--- Work to be completed ---
Transcribe every line of the listing below without any deviation.

--- Available data ---
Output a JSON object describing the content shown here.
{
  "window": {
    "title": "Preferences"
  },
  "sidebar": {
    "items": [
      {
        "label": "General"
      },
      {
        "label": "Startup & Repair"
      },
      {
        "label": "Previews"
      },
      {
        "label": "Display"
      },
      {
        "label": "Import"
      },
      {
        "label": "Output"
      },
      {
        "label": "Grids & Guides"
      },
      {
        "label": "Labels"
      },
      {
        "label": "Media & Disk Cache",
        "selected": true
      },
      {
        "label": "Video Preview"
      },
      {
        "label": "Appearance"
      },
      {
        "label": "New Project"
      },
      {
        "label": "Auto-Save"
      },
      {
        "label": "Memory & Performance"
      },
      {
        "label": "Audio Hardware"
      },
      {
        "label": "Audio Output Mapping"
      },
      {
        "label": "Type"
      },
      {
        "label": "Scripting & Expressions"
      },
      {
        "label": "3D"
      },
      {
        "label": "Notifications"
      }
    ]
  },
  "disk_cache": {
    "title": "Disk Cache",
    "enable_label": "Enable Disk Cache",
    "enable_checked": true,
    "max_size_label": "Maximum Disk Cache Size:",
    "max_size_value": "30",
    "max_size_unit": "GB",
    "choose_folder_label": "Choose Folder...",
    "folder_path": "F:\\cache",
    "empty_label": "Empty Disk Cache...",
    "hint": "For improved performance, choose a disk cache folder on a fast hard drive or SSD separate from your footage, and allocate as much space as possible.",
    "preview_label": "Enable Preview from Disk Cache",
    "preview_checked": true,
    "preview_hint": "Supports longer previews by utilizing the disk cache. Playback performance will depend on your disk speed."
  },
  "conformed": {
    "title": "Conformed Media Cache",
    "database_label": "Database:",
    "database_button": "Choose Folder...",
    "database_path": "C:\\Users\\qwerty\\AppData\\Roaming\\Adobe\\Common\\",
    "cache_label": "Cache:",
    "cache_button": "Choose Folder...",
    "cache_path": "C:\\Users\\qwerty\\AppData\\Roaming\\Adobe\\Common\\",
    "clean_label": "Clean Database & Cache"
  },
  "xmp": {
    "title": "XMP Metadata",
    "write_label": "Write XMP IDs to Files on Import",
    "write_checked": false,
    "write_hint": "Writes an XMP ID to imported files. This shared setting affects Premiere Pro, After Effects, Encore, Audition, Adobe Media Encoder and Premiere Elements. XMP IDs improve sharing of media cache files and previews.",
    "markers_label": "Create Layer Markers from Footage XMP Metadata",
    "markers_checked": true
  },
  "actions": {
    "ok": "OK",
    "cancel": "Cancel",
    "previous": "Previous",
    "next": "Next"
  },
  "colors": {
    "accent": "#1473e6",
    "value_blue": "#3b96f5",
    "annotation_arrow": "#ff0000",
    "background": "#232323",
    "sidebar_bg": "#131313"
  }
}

--- Full solution ---
Output a JSON object describing the content shown here.
{
  "window": {
    "title": "Preferences"
  },
  "sidebar": {
    "items": [
      {
        "label": "General"
      },
      {
        "label": "Startup & Repair"
      },
      {
        "label": "Previews"
      },
      {
        "label": "Display"
      },
      {
        "label": "Import"
      },
      {
        "label": "Output"
      },
      {
        "label": "Grids & Guides"
      },
      {
        "label": "Labels"
      },
      {
        "label": "Media & Disk Cache",
        "selected": true
      },
      {
        "label": "Video Preview"
      },
      {
        "label": "Appearance"
      },
      {
        "label": "New Project"
      },
      {
        "label": "Auto-Save"
      },
      {
        "label": "Memory & Performance"
      },
      {
        "label": "Audio Hardware"
      },
      {
        "label": "Audio Output Mapping"
      },
      {
        "label": "Type"
      },
      {
        "label": "Scripting & Expressions"
      },
      {
        "label": "3D"
      },
      {
        "label": "Notifications"
      }
    ]
  },
  "disk_cache": {
    "title": "Disk Cache",
    "enable_label": "Enable Disk Cache",
    "enable_checked": true,
    "max_size_label": "Maximum Disk Cache Size:",
    "max_size_value": "30",
    "max_size_unit": "GB",
    "choose_folder_label": "Choose Folder...",
    "folder_path": "F:\\cache",
    "empty_label": "Empty Disk Cache...",
    "hint": "For improved performance, choose a disk cache folder on a fast hard drive or SSD separate from your footage, and allocate as much space as possible.",
    "preview_label": "Enable Preview from Disk Cache",
    "preview_checked": true,
    "preview_hint": "Supports longer previews by utilizing the disk cache. Playback performance will depend on your disk speed."
  },
  "conformed": {
    "title": "Conformed Media Cache",
    "database_label": "Database:",
    "database_button": "Choose Folder...",
    "database_path": "C:\\Users\\qwerty\\AppData\\Roaming\\Adobe\\Common\\",
    "cache_label": "Cache:",
    "cache_button": "Choose Folder...",
    "cache_path": "C:\\Users\\qwerty\\AppData\\Roaming\\Adobe\\Common\\",
    "clean_label": "Clean Database & Cache"
  },
  "xmp": {
    "title": "XMP Metadata",
    "write_label": "Write XMP IDs to Files on Import",
    "write_checked": false,
    "write_hint": "Writes an XMP ID to imported files. This shared setting affects Premiere Pro, After Effects, Encore, Audition, Adobe Media Encoder and Premiere Elements. XMP IDs improve sharing of media cache files and previews.",
    "markers_label": "Create Layer Markers from Footage XMP Metadata",
    "markers_checked": true
  },
  "actions": {
    "ok": "OK",
    "cancel": "Cancel",
    "previous": "Previous",
    "next": "Next"
  },
  "colors": {
    "accent": "#1473e6",
    "value_blue": "#3b96f5",
    "annotation_arrow": "#ff0000",
    "background": "#232323",
    "sidebar_bg": "#131313"
  }
}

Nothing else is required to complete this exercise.